:: Directive ::
Rewrite the records from the start through the line containing "minimize-button[interactable]: – <box>695", inclusive, changing "empty-line-marker" to "tilde-marker" and leaving everything else as it is.
==========
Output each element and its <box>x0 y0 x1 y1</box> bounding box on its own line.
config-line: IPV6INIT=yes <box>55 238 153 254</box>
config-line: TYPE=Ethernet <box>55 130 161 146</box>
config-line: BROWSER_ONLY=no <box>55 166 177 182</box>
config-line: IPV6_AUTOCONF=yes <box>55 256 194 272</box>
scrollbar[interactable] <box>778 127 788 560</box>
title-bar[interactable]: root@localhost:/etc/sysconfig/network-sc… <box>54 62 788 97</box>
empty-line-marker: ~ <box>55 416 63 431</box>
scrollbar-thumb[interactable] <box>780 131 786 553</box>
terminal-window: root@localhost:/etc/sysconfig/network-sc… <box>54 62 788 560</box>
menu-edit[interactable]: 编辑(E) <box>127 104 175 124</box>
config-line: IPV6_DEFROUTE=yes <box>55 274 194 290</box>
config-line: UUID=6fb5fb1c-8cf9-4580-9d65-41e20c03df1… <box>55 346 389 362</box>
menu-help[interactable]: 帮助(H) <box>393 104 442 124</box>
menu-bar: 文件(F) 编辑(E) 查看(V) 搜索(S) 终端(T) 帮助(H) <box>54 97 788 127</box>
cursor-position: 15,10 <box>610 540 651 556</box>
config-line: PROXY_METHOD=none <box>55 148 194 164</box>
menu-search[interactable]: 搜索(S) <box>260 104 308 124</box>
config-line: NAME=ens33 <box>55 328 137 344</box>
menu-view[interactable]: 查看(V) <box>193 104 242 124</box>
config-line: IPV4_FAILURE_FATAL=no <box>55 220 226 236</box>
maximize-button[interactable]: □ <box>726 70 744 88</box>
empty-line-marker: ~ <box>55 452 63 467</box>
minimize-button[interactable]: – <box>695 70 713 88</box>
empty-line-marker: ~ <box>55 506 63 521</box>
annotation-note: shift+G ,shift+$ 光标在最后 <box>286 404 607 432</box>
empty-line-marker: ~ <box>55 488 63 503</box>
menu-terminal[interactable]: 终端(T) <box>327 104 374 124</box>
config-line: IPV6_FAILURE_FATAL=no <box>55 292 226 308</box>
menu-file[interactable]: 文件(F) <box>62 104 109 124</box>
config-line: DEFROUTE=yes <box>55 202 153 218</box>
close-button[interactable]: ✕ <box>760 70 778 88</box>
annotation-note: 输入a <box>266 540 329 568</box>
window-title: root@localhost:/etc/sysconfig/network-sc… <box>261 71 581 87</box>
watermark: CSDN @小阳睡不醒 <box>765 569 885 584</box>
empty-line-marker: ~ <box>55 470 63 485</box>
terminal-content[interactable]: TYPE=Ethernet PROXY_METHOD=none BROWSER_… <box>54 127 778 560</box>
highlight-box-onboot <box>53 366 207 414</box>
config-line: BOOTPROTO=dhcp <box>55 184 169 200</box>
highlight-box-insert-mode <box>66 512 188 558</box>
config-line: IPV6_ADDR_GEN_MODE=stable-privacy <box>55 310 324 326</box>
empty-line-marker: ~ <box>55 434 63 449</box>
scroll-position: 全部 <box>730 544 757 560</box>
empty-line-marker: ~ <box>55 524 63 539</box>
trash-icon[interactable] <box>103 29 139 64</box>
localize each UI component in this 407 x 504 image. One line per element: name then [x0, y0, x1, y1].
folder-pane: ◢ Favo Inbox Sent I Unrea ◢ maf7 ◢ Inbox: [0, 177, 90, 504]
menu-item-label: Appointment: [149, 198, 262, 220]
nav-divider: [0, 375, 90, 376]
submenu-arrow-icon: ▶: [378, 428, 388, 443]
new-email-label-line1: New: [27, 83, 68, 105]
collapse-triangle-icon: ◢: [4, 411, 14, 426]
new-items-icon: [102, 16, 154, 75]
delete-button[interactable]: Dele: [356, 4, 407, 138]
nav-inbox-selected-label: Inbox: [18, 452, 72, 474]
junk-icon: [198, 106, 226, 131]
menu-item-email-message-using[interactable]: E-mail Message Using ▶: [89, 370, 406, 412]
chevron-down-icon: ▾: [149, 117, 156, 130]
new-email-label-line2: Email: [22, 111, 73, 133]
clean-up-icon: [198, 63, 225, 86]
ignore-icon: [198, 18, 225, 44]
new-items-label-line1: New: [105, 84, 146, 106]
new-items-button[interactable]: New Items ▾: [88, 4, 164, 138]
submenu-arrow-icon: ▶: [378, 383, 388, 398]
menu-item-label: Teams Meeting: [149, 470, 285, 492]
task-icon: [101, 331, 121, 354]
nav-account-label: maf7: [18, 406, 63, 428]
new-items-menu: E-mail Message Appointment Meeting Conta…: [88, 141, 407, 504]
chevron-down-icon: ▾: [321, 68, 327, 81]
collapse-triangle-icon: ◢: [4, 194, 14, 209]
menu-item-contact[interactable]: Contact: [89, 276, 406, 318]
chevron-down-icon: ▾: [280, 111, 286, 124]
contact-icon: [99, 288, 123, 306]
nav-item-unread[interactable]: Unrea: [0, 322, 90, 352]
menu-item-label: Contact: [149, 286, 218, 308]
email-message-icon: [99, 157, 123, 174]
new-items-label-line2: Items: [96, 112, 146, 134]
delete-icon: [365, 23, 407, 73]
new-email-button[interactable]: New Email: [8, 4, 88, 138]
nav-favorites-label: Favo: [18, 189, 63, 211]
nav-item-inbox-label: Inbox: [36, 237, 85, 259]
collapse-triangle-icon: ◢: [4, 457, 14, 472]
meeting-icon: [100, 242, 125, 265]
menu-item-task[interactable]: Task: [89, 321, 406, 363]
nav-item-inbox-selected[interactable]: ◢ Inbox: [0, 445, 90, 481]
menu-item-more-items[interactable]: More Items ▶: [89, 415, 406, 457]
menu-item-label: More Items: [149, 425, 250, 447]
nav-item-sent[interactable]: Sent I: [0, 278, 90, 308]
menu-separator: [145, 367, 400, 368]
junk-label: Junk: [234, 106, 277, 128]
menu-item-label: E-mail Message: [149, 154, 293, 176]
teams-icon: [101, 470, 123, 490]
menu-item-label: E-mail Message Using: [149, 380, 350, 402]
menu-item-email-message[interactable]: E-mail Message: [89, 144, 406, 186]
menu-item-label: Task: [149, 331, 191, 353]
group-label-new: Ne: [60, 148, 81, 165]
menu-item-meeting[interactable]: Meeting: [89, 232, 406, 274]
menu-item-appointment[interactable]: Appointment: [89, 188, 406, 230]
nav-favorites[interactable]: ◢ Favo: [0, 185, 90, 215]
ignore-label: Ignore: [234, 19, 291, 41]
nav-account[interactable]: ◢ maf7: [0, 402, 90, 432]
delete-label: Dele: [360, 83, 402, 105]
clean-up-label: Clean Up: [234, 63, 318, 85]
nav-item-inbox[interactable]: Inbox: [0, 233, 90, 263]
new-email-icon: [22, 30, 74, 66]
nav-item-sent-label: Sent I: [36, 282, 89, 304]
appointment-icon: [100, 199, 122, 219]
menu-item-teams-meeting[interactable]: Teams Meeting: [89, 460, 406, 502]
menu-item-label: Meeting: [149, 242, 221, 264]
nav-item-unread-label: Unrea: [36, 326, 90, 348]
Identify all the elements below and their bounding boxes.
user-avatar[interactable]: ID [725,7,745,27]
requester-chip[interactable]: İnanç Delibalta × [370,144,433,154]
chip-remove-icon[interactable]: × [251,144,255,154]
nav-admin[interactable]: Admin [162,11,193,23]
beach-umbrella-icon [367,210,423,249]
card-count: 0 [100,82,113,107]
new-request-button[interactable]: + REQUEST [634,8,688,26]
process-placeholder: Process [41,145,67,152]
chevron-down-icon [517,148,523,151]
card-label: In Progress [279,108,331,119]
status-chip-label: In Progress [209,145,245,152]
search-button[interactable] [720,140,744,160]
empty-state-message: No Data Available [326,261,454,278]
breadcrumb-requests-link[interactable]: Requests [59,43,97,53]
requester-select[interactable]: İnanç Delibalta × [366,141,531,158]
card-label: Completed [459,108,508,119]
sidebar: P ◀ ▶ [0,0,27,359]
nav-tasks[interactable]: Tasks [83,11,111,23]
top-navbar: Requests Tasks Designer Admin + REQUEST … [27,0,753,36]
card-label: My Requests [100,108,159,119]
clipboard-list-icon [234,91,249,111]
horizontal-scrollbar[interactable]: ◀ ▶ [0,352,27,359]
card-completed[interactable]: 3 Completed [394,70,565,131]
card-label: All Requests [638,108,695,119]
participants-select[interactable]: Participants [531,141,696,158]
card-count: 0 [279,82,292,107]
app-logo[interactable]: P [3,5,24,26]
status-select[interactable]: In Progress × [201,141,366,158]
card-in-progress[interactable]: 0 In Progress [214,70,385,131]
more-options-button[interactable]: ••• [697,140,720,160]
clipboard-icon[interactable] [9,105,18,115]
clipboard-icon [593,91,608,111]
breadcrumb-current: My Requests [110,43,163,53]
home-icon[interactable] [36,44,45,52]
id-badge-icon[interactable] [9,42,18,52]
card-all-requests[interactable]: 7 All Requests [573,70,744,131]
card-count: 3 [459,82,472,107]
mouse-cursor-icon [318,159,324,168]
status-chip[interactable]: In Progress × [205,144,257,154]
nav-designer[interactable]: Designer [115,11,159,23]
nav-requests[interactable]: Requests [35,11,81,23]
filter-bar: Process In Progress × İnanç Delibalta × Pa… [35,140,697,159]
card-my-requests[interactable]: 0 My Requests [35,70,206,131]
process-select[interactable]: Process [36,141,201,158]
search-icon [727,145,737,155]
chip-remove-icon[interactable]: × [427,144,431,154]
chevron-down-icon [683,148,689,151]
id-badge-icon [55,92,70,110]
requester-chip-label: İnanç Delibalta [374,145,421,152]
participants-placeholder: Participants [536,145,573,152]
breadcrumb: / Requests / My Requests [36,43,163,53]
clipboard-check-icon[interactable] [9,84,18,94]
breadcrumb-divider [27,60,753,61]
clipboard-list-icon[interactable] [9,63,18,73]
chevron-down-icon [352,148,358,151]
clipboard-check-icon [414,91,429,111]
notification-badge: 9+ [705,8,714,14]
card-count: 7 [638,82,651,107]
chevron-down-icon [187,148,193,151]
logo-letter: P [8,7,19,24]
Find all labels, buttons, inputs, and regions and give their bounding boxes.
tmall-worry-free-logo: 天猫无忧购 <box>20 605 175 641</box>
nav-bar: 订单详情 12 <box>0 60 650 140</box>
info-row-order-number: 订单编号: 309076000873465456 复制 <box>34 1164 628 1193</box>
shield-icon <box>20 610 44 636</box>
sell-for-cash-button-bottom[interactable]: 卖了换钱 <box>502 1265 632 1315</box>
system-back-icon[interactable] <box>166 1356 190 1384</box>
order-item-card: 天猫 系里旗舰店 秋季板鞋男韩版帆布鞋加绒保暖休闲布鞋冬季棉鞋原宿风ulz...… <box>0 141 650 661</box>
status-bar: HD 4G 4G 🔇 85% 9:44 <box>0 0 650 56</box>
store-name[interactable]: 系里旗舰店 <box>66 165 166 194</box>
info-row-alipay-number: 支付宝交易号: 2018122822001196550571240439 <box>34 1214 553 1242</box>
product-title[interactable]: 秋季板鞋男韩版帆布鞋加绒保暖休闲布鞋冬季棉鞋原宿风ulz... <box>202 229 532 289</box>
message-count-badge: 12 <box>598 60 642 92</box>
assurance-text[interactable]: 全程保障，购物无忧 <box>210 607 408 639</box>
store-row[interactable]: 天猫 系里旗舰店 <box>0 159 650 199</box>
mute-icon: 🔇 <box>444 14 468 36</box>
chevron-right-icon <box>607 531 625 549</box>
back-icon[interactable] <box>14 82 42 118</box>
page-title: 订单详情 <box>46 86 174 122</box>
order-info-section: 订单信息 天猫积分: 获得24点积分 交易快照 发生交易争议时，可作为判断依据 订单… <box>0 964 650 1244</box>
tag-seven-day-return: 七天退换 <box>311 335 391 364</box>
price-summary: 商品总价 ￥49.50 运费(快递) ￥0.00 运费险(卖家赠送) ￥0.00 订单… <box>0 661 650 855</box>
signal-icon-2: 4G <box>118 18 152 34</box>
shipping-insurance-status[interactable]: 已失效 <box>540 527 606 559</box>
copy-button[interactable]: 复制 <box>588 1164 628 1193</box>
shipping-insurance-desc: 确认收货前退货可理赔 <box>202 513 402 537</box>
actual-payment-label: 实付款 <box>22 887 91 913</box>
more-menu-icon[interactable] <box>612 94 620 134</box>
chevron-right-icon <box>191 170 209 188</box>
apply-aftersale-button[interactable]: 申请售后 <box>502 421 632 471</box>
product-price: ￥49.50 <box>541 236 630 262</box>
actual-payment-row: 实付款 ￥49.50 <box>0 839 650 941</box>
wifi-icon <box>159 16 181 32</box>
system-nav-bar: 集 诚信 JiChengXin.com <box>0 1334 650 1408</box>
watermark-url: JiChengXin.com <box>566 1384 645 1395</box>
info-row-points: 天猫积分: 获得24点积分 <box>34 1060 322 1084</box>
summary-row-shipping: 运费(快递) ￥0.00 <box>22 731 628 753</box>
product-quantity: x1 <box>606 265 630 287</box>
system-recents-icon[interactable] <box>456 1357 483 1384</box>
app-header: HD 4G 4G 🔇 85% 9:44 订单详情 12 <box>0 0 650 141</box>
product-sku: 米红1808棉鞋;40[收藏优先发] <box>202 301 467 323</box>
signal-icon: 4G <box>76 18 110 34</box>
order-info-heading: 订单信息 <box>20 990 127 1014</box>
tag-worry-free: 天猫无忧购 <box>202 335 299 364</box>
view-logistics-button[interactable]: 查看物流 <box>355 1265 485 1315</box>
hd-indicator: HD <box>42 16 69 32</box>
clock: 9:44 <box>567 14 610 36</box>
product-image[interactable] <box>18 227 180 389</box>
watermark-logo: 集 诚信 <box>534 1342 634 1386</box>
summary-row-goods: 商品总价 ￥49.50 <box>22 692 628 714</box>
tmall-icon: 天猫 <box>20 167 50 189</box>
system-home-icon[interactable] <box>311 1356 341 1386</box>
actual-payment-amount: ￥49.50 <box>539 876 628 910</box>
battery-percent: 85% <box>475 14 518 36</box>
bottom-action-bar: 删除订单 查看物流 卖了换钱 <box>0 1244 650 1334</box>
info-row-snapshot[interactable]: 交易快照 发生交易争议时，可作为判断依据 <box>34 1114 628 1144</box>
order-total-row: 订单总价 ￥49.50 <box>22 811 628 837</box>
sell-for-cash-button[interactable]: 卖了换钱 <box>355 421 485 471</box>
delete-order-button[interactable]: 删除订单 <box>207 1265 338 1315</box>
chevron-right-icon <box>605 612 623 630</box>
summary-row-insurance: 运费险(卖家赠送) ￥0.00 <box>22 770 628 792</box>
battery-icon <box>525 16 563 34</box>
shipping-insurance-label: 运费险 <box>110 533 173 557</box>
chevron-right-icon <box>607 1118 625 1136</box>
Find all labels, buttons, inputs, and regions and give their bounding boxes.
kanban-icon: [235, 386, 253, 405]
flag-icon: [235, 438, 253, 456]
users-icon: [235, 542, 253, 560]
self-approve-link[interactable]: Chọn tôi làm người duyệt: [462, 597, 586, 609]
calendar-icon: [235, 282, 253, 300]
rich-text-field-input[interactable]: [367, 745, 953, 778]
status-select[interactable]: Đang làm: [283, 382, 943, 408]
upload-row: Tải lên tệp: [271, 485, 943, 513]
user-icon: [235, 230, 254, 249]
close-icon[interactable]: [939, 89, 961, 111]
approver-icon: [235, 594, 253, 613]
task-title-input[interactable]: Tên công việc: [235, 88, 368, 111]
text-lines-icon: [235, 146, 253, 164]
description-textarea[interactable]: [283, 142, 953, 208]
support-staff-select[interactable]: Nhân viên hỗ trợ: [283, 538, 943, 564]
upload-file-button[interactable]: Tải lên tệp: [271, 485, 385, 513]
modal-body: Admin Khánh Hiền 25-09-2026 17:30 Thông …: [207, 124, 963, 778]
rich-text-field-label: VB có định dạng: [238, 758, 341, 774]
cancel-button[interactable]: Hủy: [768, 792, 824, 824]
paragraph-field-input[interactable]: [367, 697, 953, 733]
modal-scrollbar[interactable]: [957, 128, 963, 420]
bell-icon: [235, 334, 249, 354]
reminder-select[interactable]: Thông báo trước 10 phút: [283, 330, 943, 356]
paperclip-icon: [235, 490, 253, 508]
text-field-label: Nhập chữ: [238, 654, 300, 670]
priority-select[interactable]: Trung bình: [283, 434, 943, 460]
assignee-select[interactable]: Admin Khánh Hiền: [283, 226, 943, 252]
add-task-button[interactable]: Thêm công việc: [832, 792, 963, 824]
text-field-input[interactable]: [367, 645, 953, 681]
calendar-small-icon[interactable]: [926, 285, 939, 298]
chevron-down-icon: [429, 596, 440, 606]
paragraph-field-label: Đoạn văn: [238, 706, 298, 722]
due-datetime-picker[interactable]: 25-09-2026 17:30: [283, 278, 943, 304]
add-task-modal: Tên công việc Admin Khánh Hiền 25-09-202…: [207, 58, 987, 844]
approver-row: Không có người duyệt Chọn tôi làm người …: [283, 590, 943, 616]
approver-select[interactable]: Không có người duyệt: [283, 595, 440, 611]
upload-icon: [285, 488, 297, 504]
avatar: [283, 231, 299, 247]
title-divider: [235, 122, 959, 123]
==========
:: Problem solution ::
Output each element and its <box>x0 y0 x1 y1</box> bounding box on its own line.
config-line: IPV6INIT=yes <box>55 238 153 254</box>
config-line: TYPE=Ethernet <box>55 130 161 146</box>
config-line: BROWSER_ONLY=no <box>55 166 177 182</box>
config-line: IPV6_AUTOCONF=yes <box>55 256 194 272</box>
scrollbar[interactable] <box>778 127 788 560</box>
title-bar[interactable]: root@localhost:/etc/sysconfig/network-sc… <box>54 62 788 97</box>
tilde-marker: ~ <box>55 416 63 431</box>
scrollbar-thumb[interactable] <box>780 131 786 553</box>
terminal-window: root@localhost:/etc/sysconfig/network-sc… <box>54 62 788 560</box>
menu-edit[interactable]: 编辑(E) <box>127 104 175 124</box>
config-line: IPV6_DEFROUTE=yes <box>55 274 194 290</box>
config-line: UUID=6fb5fb1c-8cf9-4580-9d65-41e20c03df1… <box>55 346 389 362</box>
menu-help[interactable]: 帮助(H) <box>393 104 442 124</box>
menu-bar: 文件(F) 编辑(E) 查看(V) 搜索(S) 终端(T) 帮助(H) <box>54 97 788 127</box>
cursor-position: 15,10 <box>610 540 651 556</box>
config-line: PROXY_METHOD=none <box>55 148 194 164</box>
menu-search[interactable]: 搜索(S) <box>260 104 308 124</box>
config-line: NAME=ens33 <box>55 328 137 344</box>
menu-view[interactable]: 查看(V) <box>193 104 242 124</box>
config-line: IPV4_FAILURE_FATAL=no <box>55 220 226 236</box>
maximize-button[interactable]: □ <box>726 70 744 88</box>
tilde-marker: ~ <box>55 452 63 467</box>
minimize-button[interactable]: – <box>695 70 713 88</box>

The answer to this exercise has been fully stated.